# [Exercise brief]
What is the number of lines containing the string "Traffic"? Answer with the number only.

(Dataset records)
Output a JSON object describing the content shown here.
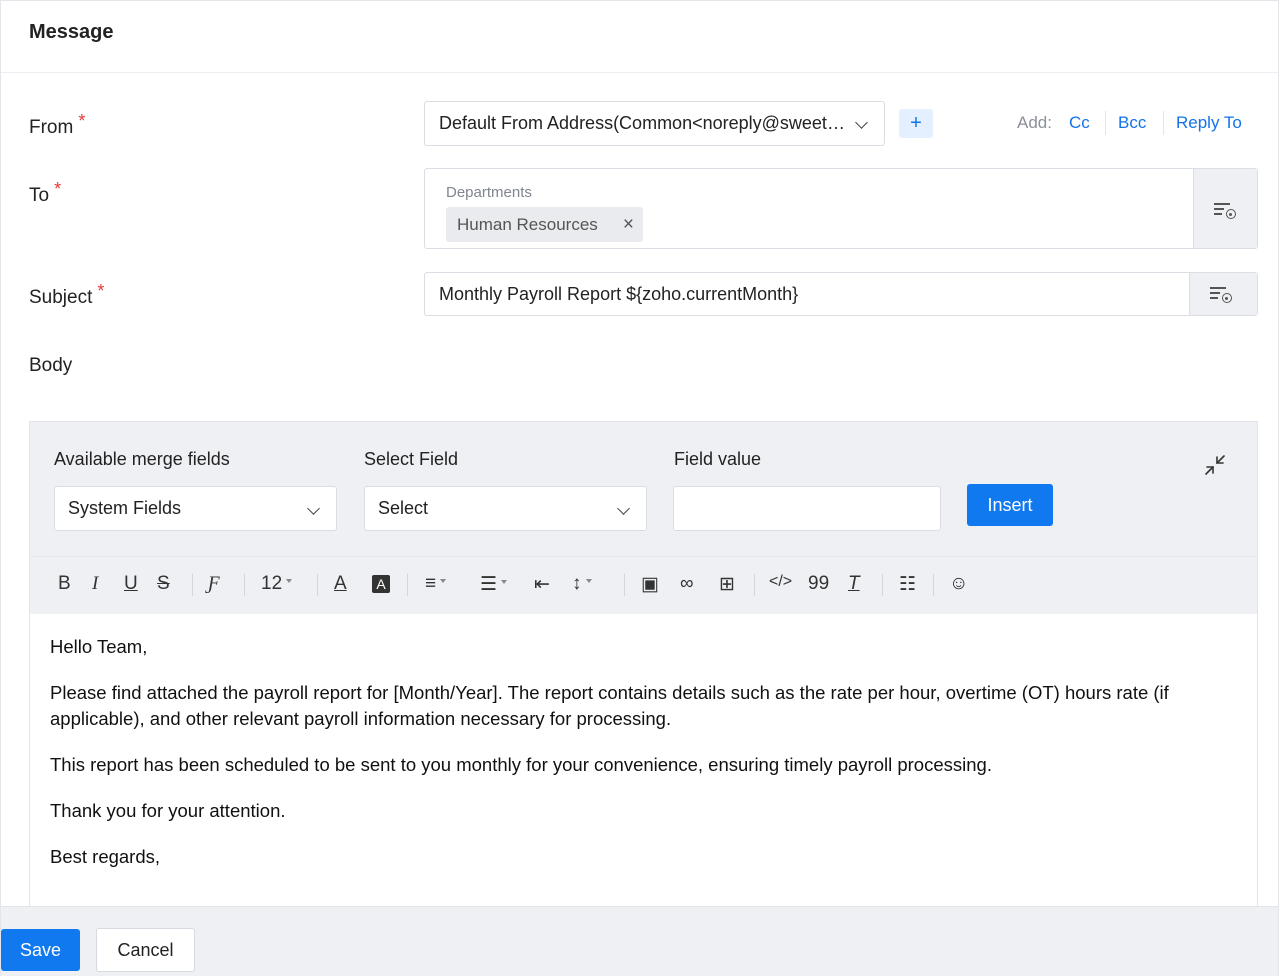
{
  "header": {
    "title": "Message"
  },
  "form": {
    "from": {
      "label": "From",
      "required_mark": "*",
      "value": "Default From Address(Common<noreply@sweetbites.com>)",
      "add_label": "Add:",
      "cc": "Cc",
      "bcc": "Bcc",
      "reply_to": "Reply To",
      "plus": "+"
    },
    "to": {
      "label": "To",
      "required_mark": "*",
      "group_label": "Departments",
      "chip": "Human Resources",
      "chip_remove": "×"
    },
    "subject": {
      "label": "Subject",
      "required_mark": "*",
      "value": "Monthly Payroll Report ${zoho.currentMonth}"
    },
    "body": {
      "label": "Body"
    }
  },
  "merge": {
    "available_label": "Available merge fields",
    "available_value": "System Fields",
    "select_field_label": "Select Field",
    "select_field_value": "Select",
    "field_value_label": "Field value",
    "field_value": "",
    "insert": "Insert"
  },
  "toolbar": {
    "bold": "B",
    "italic": "I",
    "underline": "U",
    "strike": "S",
    "font_size": "12",
    "code": "</>",
    "quote": "99"
  },
  "body_text": {
    "p1": "Hello Team,",
    "p2": "Please find attached the payroll report for [Month/Year]. The report contains details such as the rate per hour, overtime (OT) hours rate (if applicable), and other relevant payroll information necessary for processing.",
    "p3": "This report has been scheduled to be sent to you monthly for your convenience, ensuring timely payroll processing.",
    "p4": "Thank you for your attention.",
    "p5": "Best regards,"
  },
  "footer": {
    "save": "Save",
    "cancel": "Cancel"
  },
  "colors": {
    "accent": "#1079ef",
    "required": "#e5383b",
    "panel": "#eef0f4"
  }
}
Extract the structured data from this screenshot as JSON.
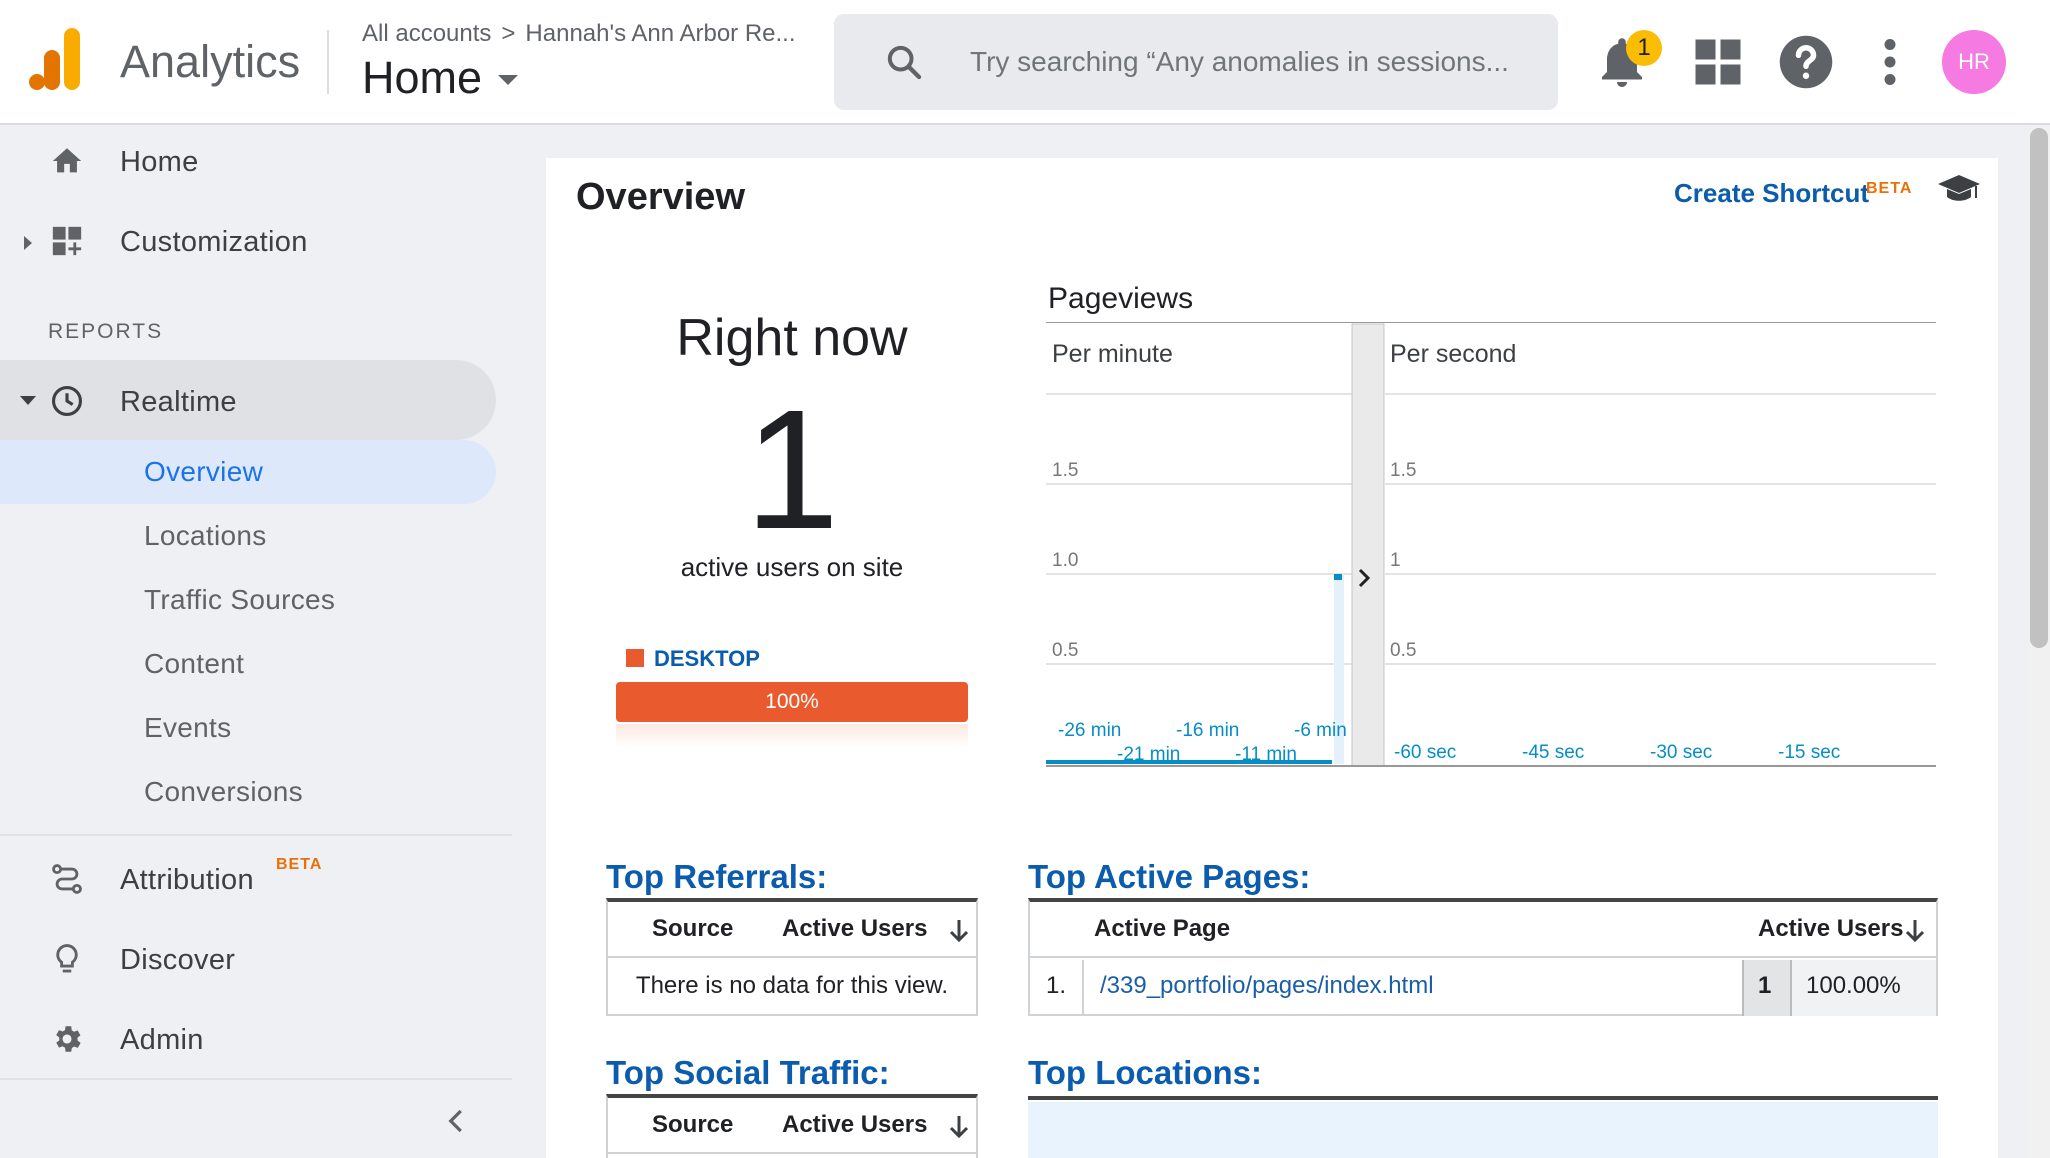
{
  "header": {
    "app_title": "Analytics",
    "breadcrumb": {
      "root": "All accounts",
      "separator": ">",
      "property": "Hannah's Ann Arbor Re..."
    },
    "view_title": "Home",
    "search_placeholder": "Try searching “Any anomalies in sessions...",
    "notification_count": "1",
    "avatar_initials": "HR",
    "icons": [
      "analytics-logo-icon",
      "search-icon",
      "bell-icon",
      "apps-grid-icon",
      "help-icon",
      "more-vert-icon"
    ],
    "colors": {
      "logo_orange": "#f9ab00",
      "logo_dark": "#e37400",
      "avatar_bg": "#f57ae1",
      "badge": "#fbbc04"
    }
  },
  "sidebar": {
    "top_items": [
      {
        "label": "Home",
        "icon": "home-icon"
      },
      {
        "label": "Customization",
        "icon": "dashboard-add-icon"
      }
    ],
    "reports_header": "REPORTS",
    "realtime": {
      "label": "Realtime",
      "icon": "clock-icon",
      "subitems": [
        {
          "label": "Overview",
          "active": true
        },
        {
          "label": "Locations"
        },
        {
          "label": "Traffic Sources"
        },
        {
          "label": "Content"
        },
        {
          "label": "Events"
        },
        {
          "label": "Conversions"
        }
      ]
    },
    "bottom_items": [
      {
        "label": "Attribution",
        "icon": "attribution-icon",
        "badge": "BETA"
      },
      {
        "label": "Discover",
        "icon": "lightbulb-icon"
      },
      {
        "label": "Admin",
        "icon": "gear-icon"
      }
    ]
  },
  "main": {
    "title": "Overview",
    "create_shortcut": "Create Shortcut",
    "shortcut_badge": "BETA",
    "right_now": {
      "title": "Right now",
      "count": "1",
      "subtitle": "active users on site",
      "device_label": "DESKTOP",
      "device_percent": "100%",
      "device_fraction": 1.0,
      "device_color": "#e95b2f"
    },
    "pageviews": {
      "title": "Pageviews",
      "per_minute_label": "Per minute",
      "per_second_label": "Per second"
    },
    "top_referrals": {
      "title": "Top Referrals:",
      "col_source": "Source",
      "col_users": "Active Users",
      "empty_text": "There is no data for this view."
    },
    "top_active_pages": {
      "title": "Top Active Pages:",
      "col_page": "Active Page",
      "col_users": "Active Users",
      "rows": [
        {
          "rank": "1.",
          "page": "/339_portfolio/pages/index.html",
          "users": "1",
          "percent": "100.00%"
        }
      ]
    },
    "top_social": {
      "title": "Top Social Traffic:",
      "col_source": "Source",
      "col_users": "Active Users"
    },
    "top_locations": {
      "title": "Top Locations:"
    }
  },
  "chart_data": [
    {
      "type": "bar",
      "title": "Pageviews",
      "subtitle": "Per minute",
      "categories": [
        "-26 min",
        "-21 min",
        "-16 min",
        "-11 min",
        "-6 min"
      ],
      "ytick_labels": [
        "0.5",
        "1.0",
        "1.5"
      ],
      "ylim": [
        0,
        2
      ],
      "series": [
        {
          "values": [
            0,
            0,
            0,
            0,
            1
          ]
        }
      ],
      "color": "#058dc7"
    },
    {
      "type": "bar",
      "subtitle": "Per second",
      "categories": [
        "-60 sec",
        "-45 sec",
        "-30 sec",
        "-15 sec"
      ],
      "ytick_labels": [
        "0.5",
        "1",
        "1.5"
      ],
      "ylim": [
        0,
        2
      ],
      "series": [
        {
          "values": [
            0,
            0,
            0,
            0
          ]
        }
      ],
      "color": "#058dc7"
    }
  ]
}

# [Written solution]
2